--- Selected extract ---

■ ■ ■ ■

I did this tour back in 2009 and stayed in the hotel.  We liked the hotel alot and wouldn't mind staying there again.  I remember that trip because the Chargers (and Philip Rivers) beat the Giants (and Eli Manning) on a last minute touchdown.  The pool bar was evenly divided with Giants fans and Chargers fans.   That was a great trip -- Big Island rocks.

Of course, soon the San Diego Chargers will become the Carson Thugs. 

Best,

Greg


----------



## pedro47 (Jul 29, 2015)

sptung said:


> Offer till July 31st 2015, good for a year.



Thanks for the information !


----------



## Talent312 (Jul 29, 2015)

weems637 said:


> Two hour tour.  The tour boat the Minnow went  for a three hour tour...



A circus-tent barker recently tried to lure me into a "tour" by saying:
"For HGVC owners, we only require a one hour presentation."
I nearly snorted: "Sorry, hun. I've got better things to do with my time
... no matter how much you leave on the night-table.

.


----------



## onenotesamba (Jul 29, 2015)

I was offered that same promotion, when I called to put my Hhonors number on a hotel stay for business, and they transferred me to a different desk.  It sounded like a good opportunity, but I couldn't commit to Hawaii within the next year.  They were also offering a rental car for a week, and a $200 reimbursement for a future Hilton hotel stay.

■ ■ ■ ■

--- Element position data ---
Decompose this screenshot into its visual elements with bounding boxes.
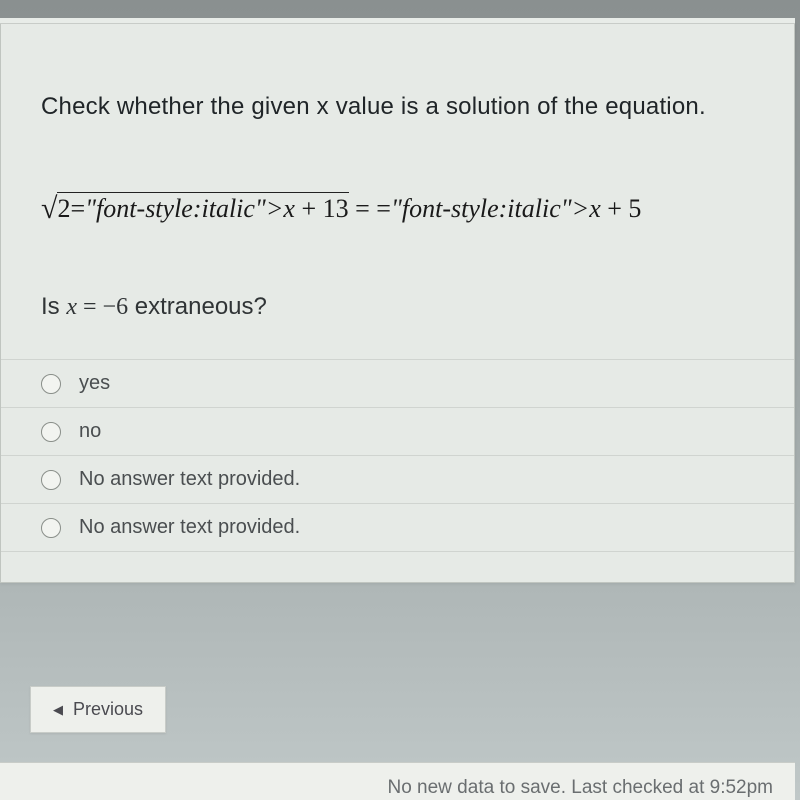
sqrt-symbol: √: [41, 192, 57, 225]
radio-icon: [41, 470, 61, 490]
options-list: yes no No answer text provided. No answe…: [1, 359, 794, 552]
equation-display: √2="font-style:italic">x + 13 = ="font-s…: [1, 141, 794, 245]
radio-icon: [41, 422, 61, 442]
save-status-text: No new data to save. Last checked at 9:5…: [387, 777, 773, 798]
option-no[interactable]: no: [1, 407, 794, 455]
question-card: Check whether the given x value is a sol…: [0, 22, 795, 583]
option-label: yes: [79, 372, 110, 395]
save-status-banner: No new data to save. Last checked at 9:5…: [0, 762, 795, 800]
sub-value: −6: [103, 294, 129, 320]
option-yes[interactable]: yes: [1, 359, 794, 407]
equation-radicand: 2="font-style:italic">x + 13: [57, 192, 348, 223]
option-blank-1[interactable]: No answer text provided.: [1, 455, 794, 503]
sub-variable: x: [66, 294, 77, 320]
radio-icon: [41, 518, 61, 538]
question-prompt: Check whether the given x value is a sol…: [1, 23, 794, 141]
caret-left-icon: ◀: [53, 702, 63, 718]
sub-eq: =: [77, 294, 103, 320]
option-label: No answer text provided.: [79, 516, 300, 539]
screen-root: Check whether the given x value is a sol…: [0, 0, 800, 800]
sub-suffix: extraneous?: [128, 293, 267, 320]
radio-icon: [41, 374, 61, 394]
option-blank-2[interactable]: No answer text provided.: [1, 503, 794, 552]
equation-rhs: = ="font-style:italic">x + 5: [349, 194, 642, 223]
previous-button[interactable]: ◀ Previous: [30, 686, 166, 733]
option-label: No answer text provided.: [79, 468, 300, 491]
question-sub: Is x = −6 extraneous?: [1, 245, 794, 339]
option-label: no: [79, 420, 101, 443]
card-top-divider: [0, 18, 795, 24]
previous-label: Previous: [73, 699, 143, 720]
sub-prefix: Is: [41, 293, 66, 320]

■ ■ ■ ■

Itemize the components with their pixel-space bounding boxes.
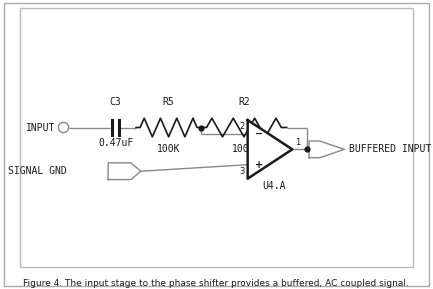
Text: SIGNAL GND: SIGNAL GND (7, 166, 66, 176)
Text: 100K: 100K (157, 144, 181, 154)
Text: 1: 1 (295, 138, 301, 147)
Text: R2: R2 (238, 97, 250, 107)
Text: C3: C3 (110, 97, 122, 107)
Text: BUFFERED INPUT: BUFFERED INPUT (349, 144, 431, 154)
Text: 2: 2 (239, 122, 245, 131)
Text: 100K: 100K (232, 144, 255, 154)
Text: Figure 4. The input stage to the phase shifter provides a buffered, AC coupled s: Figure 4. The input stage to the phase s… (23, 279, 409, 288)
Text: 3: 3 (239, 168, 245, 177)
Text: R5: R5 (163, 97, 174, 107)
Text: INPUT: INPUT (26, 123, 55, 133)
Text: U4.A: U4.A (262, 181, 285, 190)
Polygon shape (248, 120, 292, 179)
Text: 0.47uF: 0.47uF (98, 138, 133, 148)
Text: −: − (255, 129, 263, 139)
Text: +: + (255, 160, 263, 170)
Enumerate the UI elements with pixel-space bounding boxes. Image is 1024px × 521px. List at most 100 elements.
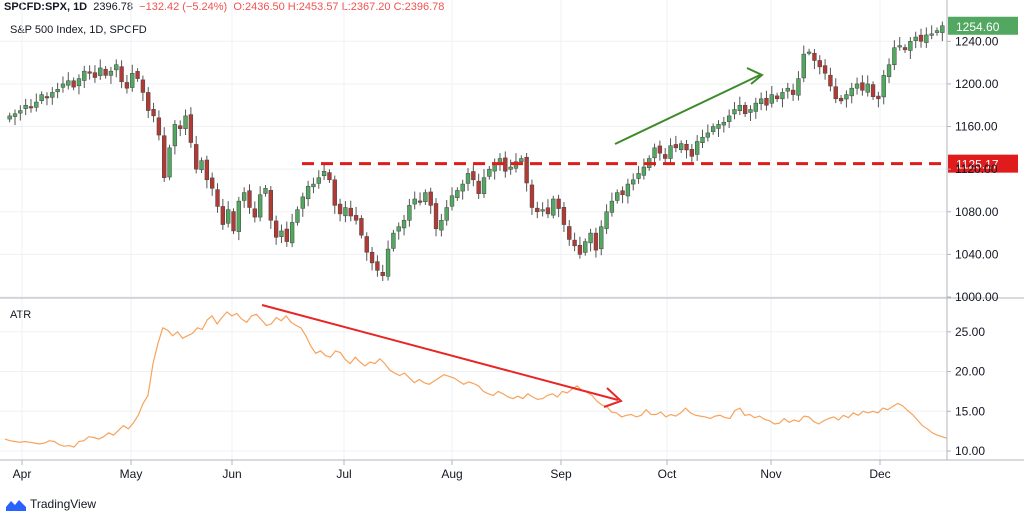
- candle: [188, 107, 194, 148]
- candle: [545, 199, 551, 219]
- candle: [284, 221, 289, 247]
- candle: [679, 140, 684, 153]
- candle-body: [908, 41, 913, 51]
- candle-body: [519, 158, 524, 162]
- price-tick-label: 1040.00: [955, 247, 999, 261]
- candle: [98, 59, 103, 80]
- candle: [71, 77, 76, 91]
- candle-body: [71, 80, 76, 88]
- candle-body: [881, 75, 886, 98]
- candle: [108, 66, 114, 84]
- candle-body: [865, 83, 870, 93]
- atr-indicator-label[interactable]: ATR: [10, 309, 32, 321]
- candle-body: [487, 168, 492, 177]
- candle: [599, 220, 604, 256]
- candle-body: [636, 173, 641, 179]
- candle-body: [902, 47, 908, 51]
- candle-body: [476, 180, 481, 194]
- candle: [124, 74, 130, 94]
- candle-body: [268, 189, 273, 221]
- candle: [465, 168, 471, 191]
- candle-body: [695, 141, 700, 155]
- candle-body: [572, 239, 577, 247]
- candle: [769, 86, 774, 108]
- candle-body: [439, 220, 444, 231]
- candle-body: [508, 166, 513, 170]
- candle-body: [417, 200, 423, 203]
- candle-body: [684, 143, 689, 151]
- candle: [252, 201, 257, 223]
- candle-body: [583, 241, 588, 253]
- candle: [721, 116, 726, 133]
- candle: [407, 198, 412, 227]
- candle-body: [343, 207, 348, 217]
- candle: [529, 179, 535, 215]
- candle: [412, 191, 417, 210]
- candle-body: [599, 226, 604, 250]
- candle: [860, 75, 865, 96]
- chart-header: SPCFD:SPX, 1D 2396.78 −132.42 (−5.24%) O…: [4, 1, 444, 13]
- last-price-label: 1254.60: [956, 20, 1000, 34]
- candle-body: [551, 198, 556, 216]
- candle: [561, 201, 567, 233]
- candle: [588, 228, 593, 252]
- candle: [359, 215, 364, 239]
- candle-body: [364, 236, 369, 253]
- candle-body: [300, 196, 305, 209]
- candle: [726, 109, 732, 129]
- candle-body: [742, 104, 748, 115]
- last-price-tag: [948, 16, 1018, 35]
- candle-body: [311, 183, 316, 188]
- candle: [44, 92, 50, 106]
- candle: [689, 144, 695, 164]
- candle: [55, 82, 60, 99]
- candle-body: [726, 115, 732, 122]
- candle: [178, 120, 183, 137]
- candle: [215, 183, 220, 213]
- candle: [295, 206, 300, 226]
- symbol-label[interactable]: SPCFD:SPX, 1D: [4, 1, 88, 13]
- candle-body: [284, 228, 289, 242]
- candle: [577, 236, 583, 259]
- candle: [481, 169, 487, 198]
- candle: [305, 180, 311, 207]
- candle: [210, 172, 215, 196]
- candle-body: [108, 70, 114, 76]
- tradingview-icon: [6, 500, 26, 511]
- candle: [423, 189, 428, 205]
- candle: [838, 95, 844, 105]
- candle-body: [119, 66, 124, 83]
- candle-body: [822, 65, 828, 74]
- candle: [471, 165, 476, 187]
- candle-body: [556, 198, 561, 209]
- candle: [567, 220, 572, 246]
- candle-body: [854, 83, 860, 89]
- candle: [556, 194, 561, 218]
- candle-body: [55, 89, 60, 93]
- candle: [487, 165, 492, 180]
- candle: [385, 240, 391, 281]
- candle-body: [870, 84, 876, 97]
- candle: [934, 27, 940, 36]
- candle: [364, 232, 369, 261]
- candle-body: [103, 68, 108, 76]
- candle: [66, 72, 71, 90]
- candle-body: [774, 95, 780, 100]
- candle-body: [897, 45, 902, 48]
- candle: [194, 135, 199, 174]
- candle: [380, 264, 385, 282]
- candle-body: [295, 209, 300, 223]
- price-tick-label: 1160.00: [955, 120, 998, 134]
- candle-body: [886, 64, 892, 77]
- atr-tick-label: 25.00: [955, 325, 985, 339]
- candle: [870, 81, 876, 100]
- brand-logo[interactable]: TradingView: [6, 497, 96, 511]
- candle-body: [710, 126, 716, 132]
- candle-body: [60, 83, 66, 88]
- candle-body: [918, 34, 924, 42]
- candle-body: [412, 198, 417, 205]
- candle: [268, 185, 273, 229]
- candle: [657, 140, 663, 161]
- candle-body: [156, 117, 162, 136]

■ ■ ■ ■

--- Challenges ---
**1.** Using the forum thread, state whether each statement below agrees with it. Answer yes or no for each, and quote the words of the thread that decide it.
(a) The offer quoted from sptung runs until July 31st 2015 and is good for a year.
(b) The Giants beat the Chargers on a last minute touchdown.
(c) onenotesamba was offered a rental car for two weeks.
**2.** List every username in the forum thread that appears in a post header or directly before the word "said:".

--- Task results ---
**1.**
(a) Yes: "Offer till July 31st 2015, good for a year."
(b) No: "the Chargers (and Philip Rivers) beat the Giants (and Eli Manning) on a last minute touchdown."
(c) No: "They were also offering a rental car for a week"

**2.** pedro47, sptung, Talent312, weems637, onenotesamba